### What to produce
In the records below, find each line with the word "object" and copy it.

### Stored records
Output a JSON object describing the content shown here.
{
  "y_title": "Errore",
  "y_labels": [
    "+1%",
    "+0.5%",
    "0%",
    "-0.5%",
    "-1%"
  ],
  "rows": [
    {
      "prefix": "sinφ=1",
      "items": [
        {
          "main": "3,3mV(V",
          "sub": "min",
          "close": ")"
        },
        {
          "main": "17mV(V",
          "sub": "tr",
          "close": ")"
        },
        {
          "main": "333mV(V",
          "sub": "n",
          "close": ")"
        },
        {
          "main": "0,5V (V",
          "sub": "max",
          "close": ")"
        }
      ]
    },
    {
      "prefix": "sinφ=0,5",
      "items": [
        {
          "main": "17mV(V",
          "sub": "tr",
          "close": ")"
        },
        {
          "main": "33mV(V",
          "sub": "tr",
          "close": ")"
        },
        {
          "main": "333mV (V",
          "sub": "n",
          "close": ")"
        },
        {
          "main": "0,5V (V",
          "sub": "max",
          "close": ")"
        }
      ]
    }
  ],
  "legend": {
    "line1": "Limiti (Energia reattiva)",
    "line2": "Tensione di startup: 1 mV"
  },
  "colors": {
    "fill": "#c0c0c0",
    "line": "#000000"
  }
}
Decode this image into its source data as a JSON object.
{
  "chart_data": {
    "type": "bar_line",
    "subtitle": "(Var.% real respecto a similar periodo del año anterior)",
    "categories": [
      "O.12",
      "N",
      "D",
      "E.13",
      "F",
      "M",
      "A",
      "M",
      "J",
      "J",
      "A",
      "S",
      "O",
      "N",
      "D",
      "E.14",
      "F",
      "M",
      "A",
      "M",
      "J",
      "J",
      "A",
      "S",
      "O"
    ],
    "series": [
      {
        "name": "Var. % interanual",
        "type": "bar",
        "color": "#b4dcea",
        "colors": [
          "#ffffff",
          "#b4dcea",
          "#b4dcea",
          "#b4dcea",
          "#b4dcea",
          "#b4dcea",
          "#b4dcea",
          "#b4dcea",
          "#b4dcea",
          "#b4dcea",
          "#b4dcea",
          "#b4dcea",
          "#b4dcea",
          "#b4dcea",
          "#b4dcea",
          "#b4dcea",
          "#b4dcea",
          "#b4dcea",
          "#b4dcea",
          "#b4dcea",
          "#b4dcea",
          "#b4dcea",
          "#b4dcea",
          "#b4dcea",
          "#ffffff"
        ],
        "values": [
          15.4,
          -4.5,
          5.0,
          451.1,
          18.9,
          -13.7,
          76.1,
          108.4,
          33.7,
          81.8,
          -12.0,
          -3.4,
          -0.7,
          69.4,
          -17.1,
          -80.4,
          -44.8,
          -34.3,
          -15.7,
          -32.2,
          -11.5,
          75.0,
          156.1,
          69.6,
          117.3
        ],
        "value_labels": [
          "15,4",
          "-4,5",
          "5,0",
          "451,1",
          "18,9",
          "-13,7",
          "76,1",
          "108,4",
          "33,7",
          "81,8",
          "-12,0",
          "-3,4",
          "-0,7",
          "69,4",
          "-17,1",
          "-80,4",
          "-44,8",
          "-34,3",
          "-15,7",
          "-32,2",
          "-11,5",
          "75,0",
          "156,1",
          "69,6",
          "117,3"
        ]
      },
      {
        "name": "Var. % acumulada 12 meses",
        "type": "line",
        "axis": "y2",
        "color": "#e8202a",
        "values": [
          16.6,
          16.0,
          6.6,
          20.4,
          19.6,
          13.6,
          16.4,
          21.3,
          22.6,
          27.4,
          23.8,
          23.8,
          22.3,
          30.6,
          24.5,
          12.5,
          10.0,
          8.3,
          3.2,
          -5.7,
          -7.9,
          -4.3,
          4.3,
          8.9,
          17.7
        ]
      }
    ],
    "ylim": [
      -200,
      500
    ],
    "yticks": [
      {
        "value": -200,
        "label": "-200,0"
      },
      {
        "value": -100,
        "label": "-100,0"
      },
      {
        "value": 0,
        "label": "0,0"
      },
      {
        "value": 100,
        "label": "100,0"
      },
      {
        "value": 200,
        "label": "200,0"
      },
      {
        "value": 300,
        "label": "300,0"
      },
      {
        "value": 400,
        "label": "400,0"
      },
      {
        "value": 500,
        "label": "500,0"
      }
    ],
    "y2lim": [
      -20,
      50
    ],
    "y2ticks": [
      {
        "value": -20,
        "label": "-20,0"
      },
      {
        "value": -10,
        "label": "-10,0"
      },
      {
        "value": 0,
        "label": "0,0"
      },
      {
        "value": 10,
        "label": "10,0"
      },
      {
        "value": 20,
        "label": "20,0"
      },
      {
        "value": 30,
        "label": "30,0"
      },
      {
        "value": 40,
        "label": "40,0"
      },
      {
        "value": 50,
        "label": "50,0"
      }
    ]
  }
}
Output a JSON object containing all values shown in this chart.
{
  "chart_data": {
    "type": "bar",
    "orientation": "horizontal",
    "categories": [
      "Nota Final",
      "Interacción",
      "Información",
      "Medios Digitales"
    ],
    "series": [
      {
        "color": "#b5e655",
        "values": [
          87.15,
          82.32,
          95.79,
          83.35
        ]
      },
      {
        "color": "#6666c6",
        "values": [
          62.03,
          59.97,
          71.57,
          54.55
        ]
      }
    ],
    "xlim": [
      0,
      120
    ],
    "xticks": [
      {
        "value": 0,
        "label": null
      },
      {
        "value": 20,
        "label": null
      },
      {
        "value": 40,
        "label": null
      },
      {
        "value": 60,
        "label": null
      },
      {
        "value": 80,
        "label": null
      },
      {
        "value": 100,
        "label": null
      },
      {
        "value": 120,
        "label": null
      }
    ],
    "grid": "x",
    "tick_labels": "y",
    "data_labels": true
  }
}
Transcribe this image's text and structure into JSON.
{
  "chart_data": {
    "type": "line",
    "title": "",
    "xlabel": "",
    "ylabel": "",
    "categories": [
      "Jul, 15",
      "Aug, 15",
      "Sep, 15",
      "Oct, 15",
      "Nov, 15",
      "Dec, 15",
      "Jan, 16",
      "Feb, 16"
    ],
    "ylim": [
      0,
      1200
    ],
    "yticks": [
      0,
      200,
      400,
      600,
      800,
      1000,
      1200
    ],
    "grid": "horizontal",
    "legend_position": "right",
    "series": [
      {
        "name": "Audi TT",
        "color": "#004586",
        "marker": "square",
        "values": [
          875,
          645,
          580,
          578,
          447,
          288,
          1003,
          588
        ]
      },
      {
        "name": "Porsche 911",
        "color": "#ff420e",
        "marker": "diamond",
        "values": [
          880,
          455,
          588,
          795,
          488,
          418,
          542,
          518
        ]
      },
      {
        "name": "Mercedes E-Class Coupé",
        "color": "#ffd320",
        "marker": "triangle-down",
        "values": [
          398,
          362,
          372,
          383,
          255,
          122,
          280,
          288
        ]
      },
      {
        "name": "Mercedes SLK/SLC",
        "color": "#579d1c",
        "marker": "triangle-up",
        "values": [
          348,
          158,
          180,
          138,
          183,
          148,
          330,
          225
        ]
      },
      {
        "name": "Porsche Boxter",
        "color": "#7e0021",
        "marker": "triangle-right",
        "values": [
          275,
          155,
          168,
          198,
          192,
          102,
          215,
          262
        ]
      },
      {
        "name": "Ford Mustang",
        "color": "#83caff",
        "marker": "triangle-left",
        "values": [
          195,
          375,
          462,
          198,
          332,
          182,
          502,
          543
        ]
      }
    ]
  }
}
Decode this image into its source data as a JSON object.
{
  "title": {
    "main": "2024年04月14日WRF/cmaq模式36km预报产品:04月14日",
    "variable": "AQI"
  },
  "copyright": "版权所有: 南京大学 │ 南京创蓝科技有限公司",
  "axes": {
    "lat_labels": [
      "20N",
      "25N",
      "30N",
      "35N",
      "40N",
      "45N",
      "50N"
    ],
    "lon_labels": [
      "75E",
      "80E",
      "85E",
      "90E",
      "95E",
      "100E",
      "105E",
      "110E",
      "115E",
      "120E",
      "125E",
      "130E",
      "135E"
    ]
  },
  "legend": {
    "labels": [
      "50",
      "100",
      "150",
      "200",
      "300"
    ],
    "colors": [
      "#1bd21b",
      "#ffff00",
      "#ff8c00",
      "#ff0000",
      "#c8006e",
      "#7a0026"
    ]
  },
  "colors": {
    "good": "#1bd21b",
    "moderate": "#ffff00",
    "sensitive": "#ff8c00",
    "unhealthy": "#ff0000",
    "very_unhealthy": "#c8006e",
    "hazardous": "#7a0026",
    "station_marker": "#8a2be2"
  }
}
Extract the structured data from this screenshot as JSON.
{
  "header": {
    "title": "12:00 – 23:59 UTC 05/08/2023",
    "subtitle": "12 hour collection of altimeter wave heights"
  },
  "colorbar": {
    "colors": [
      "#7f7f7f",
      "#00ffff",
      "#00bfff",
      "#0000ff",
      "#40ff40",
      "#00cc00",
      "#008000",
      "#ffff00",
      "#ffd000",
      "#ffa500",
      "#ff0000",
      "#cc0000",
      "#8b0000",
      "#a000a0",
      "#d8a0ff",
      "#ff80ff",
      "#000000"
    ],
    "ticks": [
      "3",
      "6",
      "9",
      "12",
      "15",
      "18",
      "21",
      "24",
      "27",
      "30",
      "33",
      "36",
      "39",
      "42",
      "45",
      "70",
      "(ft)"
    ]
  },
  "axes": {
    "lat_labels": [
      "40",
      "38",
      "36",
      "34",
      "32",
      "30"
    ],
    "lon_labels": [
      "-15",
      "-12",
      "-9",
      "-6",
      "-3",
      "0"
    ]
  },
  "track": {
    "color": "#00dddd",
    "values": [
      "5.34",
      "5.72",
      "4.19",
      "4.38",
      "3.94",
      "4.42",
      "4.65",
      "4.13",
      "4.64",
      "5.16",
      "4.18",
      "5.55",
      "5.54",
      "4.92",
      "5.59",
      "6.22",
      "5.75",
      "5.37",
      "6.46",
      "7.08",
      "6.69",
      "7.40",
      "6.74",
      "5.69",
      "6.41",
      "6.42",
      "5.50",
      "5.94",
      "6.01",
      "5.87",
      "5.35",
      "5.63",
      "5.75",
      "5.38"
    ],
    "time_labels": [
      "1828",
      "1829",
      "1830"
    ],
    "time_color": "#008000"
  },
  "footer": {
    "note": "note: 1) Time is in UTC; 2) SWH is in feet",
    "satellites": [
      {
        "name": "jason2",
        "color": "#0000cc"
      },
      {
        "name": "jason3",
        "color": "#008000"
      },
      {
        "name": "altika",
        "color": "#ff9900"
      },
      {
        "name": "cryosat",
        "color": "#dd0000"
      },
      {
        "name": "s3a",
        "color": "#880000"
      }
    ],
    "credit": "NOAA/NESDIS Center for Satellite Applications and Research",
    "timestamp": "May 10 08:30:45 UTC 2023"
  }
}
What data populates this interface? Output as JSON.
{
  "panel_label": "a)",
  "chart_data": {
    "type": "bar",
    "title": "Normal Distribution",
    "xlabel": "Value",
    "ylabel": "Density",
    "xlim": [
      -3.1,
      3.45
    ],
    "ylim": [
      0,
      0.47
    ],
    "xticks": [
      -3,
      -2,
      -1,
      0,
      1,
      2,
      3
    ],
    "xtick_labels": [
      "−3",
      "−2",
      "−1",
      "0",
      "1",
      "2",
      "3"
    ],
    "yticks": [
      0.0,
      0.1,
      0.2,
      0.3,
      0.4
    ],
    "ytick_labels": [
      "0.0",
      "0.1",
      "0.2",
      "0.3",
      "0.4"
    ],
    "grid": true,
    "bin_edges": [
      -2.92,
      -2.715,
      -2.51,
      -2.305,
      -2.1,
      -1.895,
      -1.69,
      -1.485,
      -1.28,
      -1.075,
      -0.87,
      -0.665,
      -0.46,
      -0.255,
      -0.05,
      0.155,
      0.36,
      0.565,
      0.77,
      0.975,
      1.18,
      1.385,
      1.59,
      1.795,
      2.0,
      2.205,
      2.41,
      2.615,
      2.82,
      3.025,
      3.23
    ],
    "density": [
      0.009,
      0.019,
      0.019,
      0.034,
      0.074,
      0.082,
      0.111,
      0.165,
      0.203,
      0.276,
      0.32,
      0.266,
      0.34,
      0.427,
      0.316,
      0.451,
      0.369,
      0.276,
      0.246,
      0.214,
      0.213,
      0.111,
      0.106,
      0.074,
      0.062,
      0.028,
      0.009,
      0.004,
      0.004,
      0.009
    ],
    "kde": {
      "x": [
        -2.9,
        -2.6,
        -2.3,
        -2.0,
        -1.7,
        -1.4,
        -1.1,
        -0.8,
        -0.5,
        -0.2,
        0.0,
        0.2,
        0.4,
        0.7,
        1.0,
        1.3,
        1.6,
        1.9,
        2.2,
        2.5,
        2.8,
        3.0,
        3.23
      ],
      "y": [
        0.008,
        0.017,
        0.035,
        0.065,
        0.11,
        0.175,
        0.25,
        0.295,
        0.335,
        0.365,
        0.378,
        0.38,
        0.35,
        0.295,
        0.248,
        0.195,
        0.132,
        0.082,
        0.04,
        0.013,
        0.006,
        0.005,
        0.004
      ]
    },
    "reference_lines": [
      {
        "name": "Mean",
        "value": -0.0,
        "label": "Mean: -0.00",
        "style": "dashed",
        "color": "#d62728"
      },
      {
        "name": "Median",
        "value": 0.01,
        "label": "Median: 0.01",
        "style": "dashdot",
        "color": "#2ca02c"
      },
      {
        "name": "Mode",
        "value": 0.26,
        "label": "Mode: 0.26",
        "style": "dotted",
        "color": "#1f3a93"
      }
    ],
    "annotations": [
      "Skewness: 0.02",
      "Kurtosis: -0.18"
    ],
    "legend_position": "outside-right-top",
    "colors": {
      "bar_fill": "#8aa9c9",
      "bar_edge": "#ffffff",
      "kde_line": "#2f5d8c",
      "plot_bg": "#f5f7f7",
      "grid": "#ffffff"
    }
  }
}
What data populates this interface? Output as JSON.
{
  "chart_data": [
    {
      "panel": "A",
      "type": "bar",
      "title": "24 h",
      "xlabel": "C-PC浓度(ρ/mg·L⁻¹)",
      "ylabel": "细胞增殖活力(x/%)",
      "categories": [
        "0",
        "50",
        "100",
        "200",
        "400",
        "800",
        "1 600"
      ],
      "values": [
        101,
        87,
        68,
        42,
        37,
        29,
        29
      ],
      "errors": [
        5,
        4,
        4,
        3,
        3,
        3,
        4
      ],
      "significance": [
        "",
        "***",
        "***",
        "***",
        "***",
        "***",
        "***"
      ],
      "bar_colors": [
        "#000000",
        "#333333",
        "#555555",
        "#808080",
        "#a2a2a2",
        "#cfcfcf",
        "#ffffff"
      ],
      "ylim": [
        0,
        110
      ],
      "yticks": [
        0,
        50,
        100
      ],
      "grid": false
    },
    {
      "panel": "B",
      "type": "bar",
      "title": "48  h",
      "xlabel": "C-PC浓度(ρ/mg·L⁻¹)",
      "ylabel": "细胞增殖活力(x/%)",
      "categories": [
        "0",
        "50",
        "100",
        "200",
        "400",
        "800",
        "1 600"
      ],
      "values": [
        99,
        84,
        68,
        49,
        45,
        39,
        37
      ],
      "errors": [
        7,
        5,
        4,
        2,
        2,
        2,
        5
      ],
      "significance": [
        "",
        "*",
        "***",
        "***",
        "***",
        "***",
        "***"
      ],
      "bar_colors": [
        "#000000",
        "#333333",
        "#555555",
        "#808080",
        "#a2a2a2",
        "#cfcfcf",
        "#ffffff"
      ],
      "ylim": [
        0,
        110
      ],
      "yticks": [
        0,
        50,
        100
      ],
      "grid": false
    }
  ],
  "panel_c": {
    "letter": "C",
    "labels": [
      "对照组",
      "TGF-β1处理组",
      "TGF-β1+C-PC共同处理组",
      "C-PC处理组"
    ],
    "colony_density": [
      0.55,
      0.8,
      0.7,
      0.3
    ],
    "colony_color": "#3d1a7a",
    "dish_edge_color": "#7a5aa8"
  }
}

### Response below
Output a JSON object describing the content shown here.
Decode this image into its source data as a JSON object.
Output a JSON object containing all values shown in this chart.
Decode this image into its source data as a JSON object.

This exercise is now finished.